DO THIS: Repeat the material in full. Keep every line exactly as it is.

==== GIVEN DATA

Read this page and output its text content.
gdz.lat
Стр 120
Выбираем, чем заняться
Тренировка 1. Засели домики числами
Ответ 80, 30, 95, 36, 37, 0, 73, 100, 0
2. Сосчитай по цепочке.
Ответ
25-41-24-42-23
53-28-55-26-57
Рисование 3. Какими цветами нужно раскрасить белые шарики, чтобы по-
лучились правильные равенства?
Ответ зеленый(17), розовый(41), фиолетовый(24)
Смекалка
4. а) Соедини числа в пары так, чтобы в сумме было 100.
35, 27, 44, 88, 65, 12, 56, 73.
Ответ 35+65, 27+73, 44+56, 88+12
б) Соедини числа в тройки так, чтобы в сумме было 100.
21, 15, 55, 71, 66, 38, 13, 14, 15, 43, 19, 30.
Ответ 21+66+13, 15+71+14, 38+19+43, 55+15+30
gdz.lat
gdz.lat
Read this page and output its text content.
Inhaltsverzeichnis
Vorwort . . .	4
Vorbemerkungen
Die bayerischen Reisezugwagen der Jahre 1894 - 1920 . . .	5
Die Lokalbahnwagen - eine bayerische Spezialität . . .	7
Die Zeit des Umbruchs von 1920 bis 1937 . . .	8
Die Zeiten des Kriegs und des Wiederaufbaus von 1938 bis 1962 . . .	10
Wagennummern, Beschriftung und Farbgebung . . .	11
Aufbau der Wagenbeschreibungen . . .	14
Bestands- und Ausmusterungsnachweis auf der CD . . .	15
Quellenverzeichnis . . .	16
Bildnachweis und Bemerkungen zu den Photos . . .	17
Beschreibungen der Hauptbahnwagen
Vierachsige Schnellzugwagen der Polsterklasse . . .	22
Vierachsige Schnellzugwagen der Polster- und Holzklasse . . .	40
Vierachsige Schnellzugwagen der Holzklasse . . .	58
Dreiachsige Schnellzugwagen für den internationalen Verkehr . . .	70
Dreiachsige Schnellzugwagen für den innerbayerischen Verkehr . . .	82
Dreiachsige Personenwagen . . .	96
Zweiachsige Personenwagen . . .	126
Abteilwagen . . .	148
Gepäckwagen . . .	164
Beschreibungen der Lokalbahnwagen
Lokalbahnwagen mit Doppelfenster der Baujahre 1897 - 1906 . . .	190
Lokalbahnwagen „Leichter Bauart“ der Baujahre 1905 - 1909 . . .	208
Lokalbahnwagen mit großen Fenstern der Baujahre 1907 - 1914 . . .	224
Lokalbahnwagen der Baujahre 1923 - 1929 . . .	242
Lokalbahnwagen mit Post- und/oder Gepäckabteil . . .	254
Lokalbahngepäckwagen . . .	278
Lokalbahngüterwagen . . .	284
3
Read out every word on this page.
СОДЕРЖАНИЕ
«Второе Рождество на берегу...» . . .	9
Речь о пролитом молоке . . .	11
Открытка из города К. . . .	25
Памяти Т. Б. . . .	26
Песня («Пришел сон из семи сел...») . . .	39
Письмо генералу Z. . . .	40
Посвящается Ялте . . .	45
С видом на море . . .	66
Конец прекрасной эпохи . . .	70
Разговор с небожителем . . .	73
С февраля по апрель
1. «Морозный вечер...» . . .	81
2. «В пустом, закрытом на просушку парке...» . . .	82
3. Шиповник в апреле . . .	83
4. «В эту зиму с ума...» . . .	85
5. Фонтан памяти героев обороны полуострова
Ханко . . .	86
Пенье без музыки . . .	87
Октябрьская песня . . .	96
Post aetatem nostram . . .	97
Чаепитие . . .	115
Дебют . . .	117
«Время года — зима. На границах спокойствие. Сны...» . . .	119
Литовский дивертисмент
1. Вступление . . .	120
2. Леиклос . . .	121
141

========

IN RESPONSE:
Read this page and output its text content.
gdz.lat
Стр 120
Выбираем, чем заняться
Тренировка 1. Засели домики числами
Ответ 80, 30, 95, 36, 37, 0, 73, 100, 0
2. Сосчитай по цепочке.
Ответ
25-41-24-42-23
53-28-55-26-57
Рисование 3. Какими цветами нужно раскрасить белые шарики, чтобы по-
лучились правильные равенства?
Ответ зеленый(17), розовый(41), фиолетовый(24)
Смекалка
4. а) Соедини числа в пары так, чтобы в сумме было 100.
35, 27, 44, 88, 65, 12, 56, 73.
Ответ 35+65, 27+73, 44+56, 88+12
б) Соедини числа в тройки так, чтобы в сумме было 100.
21, 15, 55, 71, 66, 38, 13, 14, 15, 43, 19, 30.
Ответ 21+66+13, 15+71+14, 38+19+43, 55+15+30
gdz.lat
gdz.lat
Read this page and output its text content.
Inhaltsverzeichnis
Vorwort . . .	4
Vorbemerkungen
Die bayerischen Reisezugwagen der Jahre 1894 - 1920 . . .	5
Die Lokalbahnwagen - eine bayerische Spezialität . . .	7
Die Zeit des Umbruchs von 1920 bis 1937 . . .	8
Die Zeiten des Kriegs und des Wiederaufbaus von 1938 bis 1962 . . .	10
Wagennummern, Beschriftung und Farbgebung . . .	11
Aufbau der Wagenbeschreibungen . . .	14
Bestands- und Ausmusterungsnachweis auf der CD . . .	15
Quellenverzeichnis . . .	16
Bildnachweis und Bemerkungen zu den Photos . . .	17
Beschreibungen der Hauptbahnwagen
Vierachsige Schnellzugwagen der Polsterklasse . . .	22
Vierachsige Schnellzugwagen der Polster- und Holzklasse . . .	40
Vierachsige Schnellzugwagen der Holzklasse . . .	58
Dreiachsige Schnellzugwagen für den internationalen Verkehr . . .	70
Dreiachsige Schnellzugwagen für den innerbayerischen Verkehr . . .	82
Dreiachsige Personenwagen . . .	96
Zweiachsige Personenwagen . . .	126
Abteilwagen . . .	148
Gepäckwagen . . .	164
Beschreibungen der Lokalbahnwagen
Lokalbahnwagen mit Doppelfenster der Baujahre 1897 - 1906 . . .	190
Lokalbahnwagen „Leichter Bauart“ der Baujahre 1905 - 1909 . . .	208
Lokalbahnwagen mit großen Fenstern der Baujahre 1907 - 1914 . . .	224
Lokalbahnwagen der Baujahre 1923 - 1929 . . .	242
Lokalbahnwagen mit Post- und/oder Gepäckabteil . . .	254
Lokalbahngepäckwagen . . .	278
Lokalbahngüterwagen . . .	284
3
Read out every word on this page.
СОДЕРЖАНИЕ
«Второе Рождество на берегу...» . . .	9
Речь о пролитом молоке . . .	11
Открытка из города К. . . .	25
Памяти Т. Б. . . .	26
Песня («Пришел сон из семи сел...») . . .	39
Письмо генералу Z. . . .	40
Посвящается Ялте . . .	45
С видом на море . . .	66
Конец прекрасной эпохи . . .	70
Разговор с небожителем . . .	73
С февраля по апрель
1. «Морозный вечер...» . . .	81
2. «В пустом, закрытом на просушку парке...» . . .	82
3. Шиповник в апреле . . .	83
4. «В эту зиму с ума...» . . .	85
5. Фонтан памяти героев обороны полуострова
Ханко . . .	86
Пенье без музыки . . .	87
Октябрьская песня . . .	96
Post aetatem nostram . . .	97
Чаепитие . . .	115
Дебют . . .	117
«Время года — зима. На границах спокойствие. Сны...» . . .	119
Литовский дивертисмент
1. Вступление . . .	120
2. Леиклос . . .	121
141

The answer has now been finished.